* [Selection]

100 years of the Little Black Dress
News Story
The ‘Little Black Dress’, or ‘LBD’, first captured the fashionable imagination in the 1920s. It was radically modern and masculine-inspired, and was free from the earlier constraints on women’s dress.
In 2023 National Museums Scotland presented an exhibition Beyond the Little Black Dress. It brought together 65 looks from museums and designers around the world. Over one third of these looks come from the museum’s permanent collection. This represented a chance both to showcase some of our collections held in storage and to acquire new pieces for the national collection.
The colour black is open to myriad interpretations. It is at once expressive of piety and perversion, respect and rebellion. But how we interpret the colour can also be influenced by our cultural background, faith, gender, political affiliation, or economic situation. In this way, the LBD is a blank canvas on which to project identity and cultural meaning. Examine the evolution and reinvention of the LBD in popular culture in the 20th and 21st centuries, through garments from our collection.
Well mannered black
The LBD has long been a shorthand for good taste. In 1954, Christian Dior’s The Little Dictionary of Fashion declared it appropriate to wear black at any time, any age, and for almost any occasion. At once the cloak of mourning and the uniform of the chic socialite, it is also a symbol of sexual sophistication. Paradoxically, the LBD can be modest and polished, bold and alluring. It treads a delicate line between respectability and rebelliousness.
Fashions of the 1920s shunned the constraints society imposed on women. New designs reinforced post-war ideas about liberated womanhood. In 1926, Coco Chanel introduced a famously simple, black day dress. American Vogue hailed it as ‘the frock that all the world will wear’. It was the epitome of modern womenswear – loose, comfortable and relatively unadorned. Until, in 1947, Dior’s ‘New Look’ revived a voluptuous femininity in women’s dress. Based on tight corsetry, voluminous skirts, and pointed brassieres, it straddled the demure and the erotic.

* [Stated exercise 1] In the article on the Little Black Dress, which publication called Coco Chanel's 1926 black day dress "the frock that all the world will wear"?
* [Stated exercise 2] Please retype the entries from their first line through the line containing "table-cell-text: 25 [262,378,276,395]", with both of those lines included.

* [Element location listings]
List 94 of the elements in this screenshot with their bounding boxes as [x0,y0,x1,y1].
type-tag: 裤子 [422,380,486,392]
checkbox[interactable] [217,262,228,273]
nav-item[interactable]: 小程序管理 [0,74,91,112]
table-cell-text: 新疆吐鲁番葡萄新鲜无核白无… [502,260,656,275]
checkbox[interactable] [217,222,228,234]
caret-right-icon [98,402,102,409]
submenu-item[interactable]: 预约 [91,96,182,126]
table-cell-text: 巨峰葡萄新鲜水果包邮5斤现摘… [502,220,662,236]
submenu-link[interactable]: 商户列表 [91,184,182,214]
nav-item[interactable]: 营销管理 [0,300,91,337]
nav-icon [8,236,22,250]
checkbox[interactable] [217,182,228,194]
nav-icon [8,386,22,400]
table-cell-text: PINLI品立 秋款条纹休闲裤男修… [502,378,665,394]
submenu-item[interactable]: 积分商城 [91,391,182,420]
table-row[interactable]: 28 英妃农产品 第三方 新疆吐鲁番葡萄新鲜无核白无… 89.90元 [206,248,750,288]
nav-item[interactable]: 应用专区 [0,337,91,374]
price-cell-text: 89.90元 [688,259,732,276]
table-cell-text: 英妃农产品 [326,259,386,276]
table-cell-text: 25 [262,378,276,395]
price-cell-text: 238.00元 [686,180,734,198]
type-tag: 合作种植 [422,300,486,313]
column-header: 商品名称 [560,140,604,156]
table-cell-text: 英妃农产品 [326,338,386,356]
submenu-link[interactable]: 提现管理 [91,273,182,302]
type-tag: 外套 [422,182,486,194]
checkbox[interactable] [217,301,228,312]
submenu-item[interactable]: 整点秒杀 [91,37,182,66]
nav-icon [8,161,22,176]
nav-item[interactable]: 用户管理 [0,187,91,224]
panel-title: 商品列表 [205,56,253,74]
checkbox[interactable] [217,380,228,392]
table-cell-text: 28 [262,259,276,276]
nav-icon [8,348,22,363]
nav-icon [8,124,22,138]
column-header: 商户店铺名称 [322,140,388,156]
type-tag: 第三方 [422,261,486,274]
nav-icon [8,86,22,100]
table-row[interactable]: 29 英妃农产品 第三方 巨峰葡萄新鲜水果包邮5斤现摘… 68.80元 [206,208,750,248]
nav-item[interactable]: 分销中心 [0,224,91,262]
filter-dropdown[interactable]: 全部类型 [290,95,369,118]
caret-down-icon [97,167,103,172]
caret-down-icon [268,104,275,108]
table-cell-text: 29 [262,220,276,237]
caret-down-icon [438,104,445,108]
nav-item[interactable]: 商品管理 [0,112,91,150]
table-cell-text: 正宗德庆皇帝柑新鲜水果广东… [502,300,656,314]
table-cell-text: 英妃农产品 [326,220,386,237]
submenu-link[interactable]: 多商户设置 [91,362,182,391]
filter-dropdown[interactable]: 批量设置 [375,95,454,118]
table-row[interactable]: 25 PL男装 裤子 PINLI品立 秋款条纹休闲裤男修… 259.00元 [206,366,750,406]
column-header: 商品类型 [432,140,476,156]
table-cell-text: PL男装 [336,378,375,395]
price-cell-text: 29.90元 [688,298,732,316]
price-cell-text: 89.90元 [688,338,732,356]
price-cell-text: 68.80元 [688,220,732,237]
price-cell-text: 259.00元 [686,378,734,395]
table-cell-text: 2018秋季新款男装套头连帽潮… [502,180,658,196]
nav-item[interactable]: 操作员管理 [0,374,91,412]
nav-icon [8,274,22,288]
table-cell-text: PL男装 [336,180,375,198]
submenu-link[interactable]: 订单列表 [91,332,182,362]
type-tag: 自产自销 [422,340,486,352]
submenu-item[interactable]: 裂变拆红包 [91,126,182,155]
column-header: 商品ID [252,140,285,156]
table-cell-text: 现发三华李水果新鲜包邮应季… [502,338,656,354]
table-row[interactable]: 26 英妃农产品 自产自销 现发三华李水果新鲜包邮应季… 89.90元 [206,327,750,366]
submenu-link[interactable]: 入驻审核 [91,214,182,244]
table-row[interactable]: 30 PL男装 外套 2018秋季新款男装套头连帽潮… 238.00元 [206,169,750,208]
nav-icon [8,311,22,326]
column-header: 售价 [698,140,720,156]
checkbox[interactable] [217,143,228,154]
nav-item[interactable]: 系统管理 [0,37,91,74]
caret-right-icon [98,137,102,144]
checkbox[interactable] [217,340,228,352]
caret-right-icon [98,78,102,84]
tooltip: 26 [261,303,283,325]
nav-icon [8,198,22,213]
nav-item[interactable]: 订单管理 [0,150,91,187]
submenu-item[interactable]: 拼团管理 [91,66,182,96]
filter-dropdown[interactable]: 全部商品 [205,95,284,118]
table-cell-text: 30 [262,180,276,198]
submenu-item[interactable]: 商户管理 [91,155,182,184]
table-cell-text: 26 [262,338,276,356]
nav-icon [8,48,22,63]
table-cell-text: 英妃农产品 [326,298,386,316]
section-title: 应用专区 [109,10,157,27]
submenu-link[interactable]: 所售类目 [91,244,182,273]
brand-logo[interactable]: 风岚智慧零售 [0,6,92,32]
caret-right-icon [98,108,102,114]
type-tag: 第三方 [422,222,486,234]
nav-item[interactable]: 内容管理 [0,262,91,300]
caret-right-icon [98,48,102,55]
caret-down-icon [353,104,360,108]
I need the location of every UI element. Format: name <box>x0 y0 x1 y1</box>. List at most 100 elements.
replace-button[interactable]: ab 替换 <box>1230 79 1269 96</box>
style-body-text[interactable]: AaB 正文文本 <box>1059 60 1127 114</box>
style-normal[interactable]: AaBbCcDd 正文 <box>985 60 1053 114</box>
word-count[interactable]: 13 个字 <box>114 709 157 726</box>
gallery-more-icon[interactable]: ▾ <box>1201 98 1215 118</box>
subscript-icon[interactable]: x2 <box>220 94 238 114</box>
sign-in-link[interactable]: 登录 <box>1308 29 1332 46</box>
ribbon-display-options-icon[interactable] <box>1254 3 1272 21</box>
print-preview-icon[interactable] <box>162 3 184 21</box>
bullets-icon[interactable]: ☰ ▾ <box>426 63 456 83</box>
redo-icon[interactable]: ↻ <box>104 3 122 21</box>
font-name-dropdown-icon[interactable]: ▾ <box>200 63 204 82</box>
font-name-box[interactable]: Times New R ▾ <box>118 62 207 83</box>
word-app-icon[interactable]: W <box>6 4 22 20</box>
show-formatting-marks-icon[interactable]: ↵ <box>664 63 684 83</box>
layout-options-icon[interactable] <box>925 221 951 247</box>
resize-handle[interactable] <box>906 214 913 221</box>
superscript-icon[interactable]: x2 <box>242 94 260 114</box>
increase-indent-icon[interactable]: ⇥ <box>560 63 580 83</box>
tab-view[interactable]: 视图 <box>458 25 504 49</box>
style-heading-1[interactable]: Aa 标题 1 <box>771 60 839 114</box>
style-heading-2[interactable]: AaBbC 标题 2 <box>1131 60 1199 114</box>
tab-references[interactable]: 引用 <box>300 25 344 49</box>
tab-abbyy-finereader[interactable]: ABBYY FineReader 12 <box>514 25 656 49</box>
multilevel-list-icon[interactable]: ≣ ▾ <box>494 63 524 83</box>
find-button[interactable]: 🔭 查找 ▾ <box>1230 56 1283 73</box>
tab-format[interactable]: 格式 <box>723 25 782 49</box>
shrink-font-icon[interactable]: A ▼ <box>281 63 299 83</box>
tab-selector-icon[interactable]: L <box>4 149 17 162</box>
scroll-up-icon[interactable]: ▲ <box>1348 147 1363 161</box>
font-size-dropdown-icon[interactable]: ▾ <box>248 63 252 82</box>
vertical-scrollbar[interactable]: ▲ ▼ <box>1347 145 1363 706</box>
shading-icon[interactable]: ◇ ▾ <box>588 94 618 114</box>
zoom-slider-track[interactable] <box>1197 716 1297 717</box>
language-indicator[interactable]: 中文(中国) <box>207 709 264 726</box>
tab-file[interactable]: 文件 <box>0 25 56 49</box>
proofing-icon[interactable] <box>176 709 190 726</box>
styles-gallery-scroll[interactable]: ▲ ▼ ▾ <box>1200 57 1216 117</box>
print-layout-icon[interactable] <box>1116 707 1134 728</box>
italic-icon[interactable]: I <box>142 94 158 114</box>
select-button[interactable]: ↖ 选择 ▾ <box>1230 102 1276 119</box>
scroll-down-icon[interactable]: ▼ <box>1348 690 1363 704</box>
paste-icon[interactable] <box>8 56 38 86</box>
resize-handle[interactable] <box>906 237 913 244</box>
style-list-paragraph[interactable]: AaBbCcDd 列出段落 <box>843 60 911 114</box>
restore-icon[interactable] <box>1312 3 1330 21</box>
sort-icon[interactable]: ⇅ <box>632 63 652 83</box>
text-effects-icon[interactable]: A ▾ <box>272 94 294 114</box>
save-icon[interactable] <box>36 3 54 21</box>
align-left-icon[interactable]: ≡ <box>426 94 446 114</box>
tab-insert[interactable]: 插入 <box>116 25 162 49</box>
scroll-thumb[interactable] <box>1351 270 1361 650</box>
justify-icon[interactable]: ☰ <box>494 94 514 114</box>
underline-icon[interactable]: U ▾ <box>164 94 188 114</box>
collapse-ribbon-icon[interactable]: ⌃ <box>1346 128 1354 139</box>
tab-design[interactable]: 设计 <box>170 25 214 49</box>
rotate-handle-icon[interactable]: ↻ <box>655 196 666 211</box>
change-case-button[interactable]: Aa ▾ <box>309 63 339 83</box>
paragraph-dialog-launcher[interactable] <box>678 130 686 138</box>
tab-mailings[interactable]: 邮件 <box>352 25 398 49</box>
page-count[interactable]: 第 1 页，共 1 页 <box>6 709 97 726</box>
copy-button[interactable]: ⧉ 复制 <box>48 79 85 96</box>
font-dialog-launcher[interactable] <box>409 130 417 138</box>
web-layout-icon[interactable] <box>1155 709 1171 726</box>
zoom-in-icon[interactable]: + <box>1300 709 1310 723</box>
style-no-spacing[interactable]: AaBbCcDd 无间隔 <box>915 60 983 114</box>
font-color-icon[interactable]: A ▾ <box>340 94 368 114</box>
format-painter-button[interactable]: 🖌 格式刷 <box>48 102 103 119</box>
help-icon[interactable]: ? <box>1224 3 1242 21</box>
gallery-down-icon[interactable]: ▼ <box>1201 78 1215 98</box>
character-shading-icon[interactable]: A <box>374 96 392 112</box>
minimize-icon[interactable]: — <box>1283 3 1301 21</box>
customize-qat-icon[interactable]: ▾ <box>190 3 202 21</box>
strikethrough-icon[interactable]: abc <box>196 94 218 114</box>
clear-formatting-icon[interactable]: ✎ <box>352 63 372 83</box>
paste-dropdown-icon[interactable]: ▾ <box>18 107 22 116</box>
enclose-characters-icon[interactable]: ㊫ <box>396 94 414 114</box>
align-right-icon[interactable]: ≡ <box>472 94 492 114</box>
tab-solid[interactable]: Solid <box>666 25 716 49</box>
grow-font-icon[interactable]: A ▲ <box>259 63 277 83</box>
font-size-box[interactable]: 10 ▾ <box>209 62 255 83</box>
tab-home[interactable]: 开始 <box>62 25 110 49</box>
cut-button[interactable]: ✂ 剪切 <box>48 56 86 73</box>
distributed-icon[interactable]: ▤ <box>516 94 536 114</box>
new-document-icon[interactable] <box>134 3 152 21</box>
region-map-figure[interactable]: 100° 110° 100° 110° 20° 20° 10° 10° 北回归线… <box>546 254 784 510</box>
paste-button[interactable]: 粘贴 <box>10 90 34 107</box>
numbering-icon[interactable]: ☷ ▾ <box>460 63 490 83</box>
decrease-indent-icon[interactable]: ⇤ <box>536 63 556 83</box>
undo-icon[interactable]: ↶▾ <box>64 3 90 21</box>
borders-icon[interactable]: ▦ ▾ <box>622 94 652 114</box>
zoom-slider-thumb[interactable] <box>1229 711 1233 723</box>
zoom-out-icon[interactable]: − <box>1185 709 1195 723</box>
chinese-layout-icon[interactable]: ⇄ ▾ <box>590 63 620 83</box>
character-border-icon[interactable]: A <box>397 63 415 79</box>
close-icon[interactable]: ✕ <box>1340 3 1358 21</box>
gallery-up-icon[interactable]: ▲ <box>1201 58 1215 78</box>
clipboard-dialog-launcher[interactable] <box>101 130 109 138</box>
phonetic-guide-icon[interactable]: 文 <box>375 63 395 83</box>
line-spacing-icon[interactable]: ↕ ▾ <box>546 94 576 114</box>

* [Task solution 1] American Vogue

* [Task solution 2]
List 94 of the elements in this screenshot with their bounding boxes as [x0,y0,x1,y1].
type-tag: 裤子 [422,380,486,392]
checkbox[interactable] [217,262,228,273]
nav-item[interactable]: 小程序管理 [0,74,91,112]
table-cell-text: 新疆吐鲁番葡萄新鲜无核白无… [502,260,656,275]
checkbox[interactable] [217,222,228,234]
caret-right-icon [98,402,102,409]
submenu-item[interactable]: 预约 [91,96,182,126]
table-cell-text: 巨峰葡萄新鲜水果包邮5斤现摘… [502,220,662,236]
submenu-link[interactable]: 商户列表 [91,184,182,214]
nav-item[interactable]: 营销管理 [0,300,91,337]
nav-icon [8,236,22,250]
checkbox[interactable] [217,182,228,194]
nav-icon [8,386,22,400]
table-cell-text: PINLI品立 秋款条纹休闲裤男修… [502,378,665,394]
submenu-item[interactable]: 积分商城 [91,391,182,420]
table-row[interactable]: 28 英妃农产品 第三方 新疆吐鲁番葡萄新鲜无核白无… 89.90元 [206,248,750,288]
nav-item[interactable]: 应用专区 [0,337,91,374]
price-cell-text: 89.90元 [688,259,732,276]
table-cell-text: 英妃农产品 [326,259,386,276]
table-cell-text: 25 [262,378,276,395]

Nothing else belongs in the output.